── EXTRACTED RECORDS
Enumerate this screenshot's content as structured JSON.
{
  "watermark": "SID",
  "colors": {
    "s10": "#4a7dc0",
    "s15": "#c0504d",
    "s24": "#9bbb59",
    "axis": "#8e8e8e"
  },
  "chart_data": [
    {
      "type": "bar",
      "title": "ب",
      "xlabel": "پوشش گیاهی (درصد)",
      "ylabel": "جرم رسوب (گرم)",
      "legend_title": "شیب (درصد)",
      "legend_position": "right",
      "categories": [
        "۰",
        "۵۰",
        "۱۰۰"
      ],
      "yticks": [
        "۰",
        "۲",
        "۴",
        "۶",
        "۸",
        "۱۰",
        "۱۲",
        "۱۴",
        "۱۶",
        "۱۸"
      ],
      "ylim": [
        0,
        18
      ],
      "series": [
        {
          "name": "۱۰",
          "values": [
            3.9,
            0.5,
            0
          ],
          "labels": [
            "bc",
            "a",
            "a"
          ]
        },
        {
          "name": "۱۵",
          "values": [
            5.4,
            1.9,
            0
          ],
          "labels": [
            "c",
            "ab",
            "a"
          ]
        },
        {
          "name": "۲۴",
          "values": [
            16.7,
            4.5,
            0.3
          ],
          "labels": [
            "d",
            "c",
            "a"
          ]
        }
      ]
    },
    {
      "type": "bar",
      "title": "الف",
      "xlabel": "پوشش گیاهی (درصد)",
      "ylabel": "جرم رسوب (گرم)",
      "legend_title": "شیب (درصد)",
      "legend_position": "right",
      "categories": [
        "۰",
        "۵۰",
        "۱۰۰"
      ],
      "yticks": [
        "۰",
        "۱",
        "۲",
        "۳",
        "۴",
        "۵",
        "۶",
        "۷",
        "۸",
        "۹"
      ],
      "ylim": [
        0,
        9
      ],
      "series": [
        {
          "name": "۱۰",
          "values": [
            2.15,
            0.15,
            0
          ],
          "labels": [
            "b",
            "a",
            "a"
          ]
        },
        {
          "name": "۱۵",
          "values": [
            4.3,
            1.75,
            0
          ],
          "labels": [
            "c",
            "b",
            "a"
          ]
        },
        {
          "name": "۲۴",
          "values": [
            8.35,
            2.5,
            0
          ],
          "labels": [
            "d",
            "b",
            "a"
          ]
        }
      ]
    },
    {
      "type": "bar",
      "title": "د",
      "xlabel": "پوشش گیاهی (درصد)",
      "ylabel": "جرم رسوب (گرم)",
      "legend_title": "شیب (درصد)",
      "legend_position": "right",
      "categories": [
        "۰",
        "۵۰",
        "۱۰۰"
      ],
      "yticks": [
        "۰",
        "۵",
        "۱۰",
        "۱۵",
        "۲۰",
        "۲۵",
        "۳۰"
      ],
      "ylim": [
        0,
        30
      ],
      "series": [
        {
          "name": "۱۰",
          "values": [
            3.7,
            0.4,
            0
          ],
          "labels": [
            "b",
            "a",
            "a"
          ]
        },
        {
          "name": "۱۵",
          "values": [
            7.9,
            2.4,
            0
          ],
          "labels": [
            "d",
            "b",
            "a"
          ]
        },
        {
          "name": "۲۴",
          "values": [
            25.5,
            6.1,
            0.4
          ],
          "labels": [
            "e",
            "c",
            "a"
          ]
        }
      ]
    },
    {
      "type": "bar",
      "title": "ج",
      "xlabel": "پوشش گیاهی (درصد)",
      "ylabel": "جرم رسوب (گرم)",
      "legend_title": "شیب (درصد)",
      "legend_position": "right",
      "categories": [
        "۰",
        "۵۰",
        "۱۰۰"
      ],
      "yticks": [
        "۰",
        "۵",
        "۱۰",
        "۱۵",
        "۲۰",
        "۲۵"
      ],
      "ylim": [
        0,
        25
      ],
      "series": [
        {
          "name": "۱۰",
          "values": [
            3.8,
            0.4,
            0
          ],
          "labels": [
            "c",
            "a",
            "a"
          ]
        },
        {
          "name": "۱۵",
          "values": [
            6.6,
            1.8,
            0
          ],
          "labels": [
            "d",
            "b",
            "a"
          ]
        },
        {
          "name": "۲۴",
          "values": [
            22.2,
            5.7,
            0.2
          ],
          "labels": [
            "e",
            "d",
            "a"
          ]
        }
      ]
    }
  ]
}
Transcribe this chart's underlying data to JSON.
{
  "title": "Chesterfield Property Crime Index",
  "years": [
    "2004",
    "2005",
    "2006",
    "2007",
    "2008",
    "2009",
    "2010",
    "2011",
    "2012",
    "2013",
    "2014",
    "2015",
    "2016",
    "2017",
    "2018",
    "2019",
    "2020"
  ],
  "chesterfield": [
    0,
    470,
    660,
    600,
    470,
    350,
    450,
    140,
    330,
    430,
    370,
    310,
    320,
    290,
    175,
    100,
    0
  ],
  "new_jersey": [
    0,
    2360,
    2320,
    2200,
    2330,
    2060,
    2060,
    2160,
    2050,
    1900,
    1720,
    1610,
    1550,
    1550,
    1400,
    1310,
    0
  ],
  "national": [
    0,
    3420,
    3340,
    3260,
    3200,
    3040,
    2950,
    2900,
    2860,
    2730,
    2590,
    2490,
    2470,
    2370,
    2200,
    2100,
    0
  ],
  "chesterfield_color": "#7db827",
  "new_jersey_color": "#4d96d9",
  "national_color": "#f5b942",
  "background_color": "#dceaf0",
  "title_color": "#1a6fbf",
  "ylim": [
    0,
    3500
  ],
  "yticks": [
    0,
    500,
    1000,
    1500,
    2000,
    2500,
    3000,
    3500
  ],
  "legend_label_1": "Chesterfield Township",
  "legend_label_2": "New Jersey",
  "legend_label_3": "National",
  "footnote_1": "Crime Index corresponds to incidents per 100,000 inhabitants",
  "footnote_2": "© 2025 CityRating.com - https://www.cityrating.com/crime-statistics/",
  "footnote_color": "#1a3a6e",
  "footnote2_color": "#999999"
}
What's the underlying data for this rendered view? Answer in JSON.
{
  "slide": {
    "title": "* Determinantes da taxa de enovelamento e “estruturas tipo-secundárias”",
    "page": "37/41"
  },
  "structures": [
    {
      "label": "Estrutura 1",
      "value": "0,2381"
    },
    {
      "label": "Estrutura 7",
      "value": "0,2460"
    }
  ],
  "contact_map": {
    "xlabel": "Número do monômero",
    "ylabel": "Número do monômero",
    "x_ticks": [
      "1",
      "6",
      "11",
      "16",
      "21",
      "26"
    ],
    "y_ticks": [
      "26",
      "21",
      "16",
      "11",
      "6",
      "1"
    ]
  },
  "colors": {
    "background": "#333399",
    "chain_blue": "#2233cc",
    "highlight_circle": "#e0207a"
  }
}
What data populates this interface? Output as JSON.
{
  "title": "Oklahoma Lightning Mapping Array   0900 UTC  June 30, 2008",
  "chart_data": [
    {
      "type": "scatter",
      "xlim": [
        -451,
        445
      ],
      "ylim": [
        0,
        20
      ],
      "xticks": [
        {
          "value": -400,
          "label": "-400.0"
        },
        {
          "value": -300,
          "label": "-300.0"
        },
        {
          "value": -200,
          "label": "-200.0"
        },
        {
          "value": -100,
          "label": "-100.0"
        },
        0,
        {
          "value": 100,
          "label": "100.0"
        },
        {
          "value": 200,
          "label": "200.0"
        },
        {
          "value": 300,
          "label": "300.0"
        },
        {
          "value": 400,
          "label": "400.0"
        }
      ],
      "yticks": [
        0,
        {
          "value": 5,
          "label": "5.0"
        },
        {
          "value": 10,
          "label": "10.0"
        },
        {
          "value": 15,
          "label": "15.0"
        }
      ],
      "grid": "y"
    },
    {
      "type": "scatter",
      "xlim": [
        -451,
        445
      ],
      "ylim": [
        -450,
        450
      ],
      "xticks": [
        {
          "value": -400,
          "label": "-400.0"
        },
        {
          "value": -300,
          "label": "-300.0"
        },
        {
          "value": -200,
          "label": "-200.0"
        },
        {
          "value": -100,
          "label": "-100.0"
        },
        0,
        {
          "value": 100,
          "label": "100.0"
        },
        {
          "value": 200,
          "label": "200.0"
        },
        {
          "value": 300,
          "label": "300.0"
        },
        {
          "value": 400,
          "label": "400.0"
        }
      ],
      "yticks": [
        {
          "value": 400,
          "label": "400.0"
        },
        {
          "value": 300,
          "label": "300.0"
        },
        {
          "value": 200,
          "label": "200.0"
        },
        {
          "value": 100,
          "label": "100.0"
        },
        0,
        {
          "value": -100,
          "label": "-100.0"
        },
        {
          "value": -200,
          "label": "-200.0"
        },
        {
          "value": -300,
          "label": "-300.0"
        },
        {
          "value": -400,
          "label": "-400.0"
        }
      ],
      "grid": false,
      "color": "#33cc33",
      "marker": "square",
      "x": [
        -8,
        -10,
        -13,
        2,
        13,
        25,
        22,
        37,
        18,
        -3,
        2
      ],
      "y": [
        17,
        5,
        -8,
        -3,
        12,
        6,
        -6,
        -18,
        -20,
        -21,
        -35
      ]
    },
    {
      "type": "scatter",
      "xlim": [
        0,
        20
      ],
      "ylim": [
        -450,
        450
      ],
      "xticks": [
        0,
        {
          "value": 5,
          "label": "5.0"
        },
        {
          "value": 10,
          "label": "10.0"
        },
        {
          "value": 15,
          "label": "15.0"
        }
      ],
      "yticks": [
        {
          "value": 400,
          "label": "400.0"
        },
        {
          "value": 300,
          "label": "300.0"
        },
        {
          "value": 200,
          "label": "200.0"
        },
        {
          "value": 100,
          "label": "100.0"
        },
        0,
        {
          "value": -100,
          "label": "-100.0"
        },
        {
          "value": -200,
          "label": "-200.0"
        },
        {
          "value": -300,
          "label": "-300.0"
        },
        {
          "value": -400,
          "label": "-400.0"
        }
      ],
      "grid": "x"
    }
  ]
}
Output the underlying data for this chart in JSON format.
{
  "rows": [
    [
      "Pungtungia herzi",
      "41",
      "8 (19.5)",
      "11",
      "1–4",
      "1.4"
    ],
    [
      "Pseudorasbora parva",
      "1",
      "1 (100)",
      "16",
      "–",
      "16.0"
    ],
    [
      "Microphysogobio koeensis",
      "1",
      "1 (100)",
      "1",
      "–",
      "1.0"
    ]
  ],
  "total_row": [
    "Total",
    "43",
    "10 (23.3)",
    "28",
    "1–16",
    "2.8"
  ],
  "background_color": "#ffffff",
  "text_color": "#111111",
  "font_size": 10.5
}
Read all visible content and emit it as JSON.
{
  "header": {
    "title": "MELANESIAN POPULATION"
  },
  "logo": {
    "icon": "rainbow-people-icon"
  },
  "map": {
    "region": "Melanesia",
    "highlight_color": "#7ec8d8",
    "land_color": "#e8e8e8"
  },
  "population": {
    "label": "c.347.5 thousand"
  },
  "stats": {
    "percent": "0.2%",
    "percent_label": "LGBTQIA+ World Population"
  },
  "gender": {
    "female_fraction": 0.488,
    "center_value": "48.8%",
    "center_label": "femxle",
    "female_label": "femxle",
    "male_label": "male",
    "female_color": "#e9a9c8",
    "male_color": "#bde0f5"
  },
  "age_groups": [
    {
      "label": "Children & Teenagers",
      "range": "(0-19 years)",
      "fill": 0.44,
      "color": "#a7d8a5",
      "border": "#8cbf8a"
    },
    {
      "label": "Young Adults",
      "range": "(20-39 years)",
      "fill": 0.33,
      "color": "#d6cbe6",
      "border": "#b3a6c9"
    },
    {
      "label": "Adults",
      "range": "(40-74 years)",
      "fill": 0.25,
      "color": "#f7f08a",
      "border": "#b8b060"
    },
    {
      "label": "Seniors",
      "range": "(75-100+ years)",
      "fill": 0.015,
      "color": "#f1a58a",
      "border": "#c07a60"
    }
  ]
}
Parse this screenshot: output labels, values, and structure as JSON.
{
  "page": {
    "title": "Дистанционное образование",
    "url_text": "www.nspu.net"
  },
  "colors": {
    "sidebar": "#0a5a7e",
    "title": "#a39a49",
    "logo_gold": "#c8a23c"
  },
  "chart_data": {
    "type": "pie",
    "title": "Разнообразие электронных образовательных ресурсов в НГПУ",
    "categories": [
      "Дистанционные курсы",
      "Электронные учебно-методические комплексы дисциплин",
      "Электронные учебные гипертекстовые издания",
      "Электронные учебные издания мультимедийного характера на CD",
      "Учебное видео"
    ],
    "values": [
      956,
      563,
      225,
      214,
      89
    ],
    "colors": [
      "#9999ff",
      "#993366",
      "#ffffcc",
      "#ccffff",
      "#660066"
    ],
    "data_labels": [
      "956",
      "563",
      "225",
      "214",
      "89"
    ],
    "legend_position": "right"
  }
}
────
● EXERCISE: Pull every line containing "content" out of the data above.

● EXPECTED OUTPUT:
Enumerate this screenshot's content as structured JSON.
Read all visible content and emit it as JSON.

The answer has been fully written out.